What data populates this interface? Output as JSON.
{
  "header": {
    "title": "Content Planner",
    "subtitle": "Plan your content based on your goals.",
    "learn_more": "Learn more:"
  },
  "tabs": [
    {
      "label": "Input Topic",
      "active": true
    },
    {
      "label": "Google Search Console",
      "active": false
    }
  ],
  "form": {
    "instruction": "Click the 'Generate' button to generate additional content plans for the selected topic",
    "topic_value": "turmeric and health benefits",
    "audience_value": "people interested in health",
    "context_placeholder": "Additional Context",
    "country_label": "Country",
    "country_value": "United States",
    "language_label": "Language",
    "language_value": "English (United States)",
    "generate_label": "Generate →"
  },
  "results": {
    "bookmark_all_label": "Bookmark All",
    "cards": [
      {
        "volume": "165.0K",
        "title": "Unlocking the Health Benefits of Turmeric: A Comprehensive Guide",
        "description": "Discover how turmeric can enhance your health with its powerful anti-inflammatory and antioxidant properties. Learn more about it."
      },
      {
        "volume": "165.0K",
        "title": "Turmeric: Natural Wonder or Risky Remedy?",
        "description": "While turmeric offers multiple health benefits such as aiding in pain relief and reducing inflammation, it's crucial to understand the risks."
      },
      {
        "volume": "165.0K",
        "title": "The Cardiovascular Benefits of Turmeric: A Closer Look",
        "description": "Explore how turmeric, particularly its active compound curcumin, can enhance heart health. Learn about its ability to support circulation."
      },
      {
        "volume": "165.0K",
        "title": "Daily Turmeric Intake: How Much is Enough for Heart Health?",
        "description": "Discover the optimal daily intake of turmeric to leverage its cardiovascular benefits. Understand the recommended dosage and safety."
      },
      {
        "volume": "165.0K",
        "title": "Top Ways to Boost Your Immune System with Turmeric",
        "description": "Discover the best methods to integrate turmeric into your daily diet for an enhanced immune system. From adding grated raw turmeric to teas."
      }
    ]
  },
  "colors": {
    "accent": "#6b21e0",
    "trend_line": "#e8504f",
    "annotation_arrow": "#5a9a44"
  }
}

## [To be done]
Set down all of the entries exactly, please.

## [Exercise response]
What data populates this interface? Output as JSON.
{
  "header": {
    "title": "Content Planner",
    "subtitle": "Plan your content based on your goals.",
    "learn_more": "Learn more:"
  },
  "tabs": [
    {
      "label": "Input Topic",
      "active": true
    },
    {
      "label": "Google Search Console",
      "active": false
    }
  ],
  "form": {
    "instruction": "Click the 'Generate' button to generate additional content plans for the selected topic",
    "topic_value": "turmeric and health benefits",
    "audience_value": "people interested in health",
    "context_placeholder": "Additional Context",
    "country_label": "Country",
    "country_value": "United States",
    "language_label": "Language",
    "language_value": "English (United States)",
    "generate_label": "Generate →"
  },
  "results": {
    "bookmark_all_label": "Bookmark All",
    "cards": [
      {
        "volume": "165.0K",
        "title": "Unlocking the Health Benefits of Turmeric: A Comprehensive Guide",
        "description": "Discover how turmeric can enhance your health with its powerful anti-inflammatory and antioxidant properties. Learn more about it."
      },
      {
        "volume": "165.0K",
        "title": "Turmeric: Natural Wonder or Risky Remedy?",
        "description": "While turmeric offers multiple health benefits such as aiding in pain relief and reducing inflammation, it's crucial to understand the risks."
      },
      {
        "volume": "165.0K",
        "title": "The Cardiovascular Benefits of Turmeric: A Closer Look",
        "description": "Explore how turmeric, particularly its active compound curcumin, can enhance heart health. Learn about its ability to support circulation."
      },
      {
        "volume": "165.0K",
        "title": "Daily Turmeric Intake: How Much is Enough for Heart Health?",
        "description": "Discover the optimal daily intake of turmeric to leverage its cardiovascular benefits. Understand the recommended dosage and safety."
      },
      {
        "volume": "165.0K",
        "title": "Top Ways to Boost Your Immune System with Turmeric",
        "description": "Discover the best methods to integrate turmeric into your daily diet for an enhanced immune system. From adding grated raw turmeric to teas."
      }
    ]
  },
  "colors": {
    "accent": "#6b21e0",
    "trend_line": "#e8504f",
    "annotation_arrow": "#5a9a44"
  }
}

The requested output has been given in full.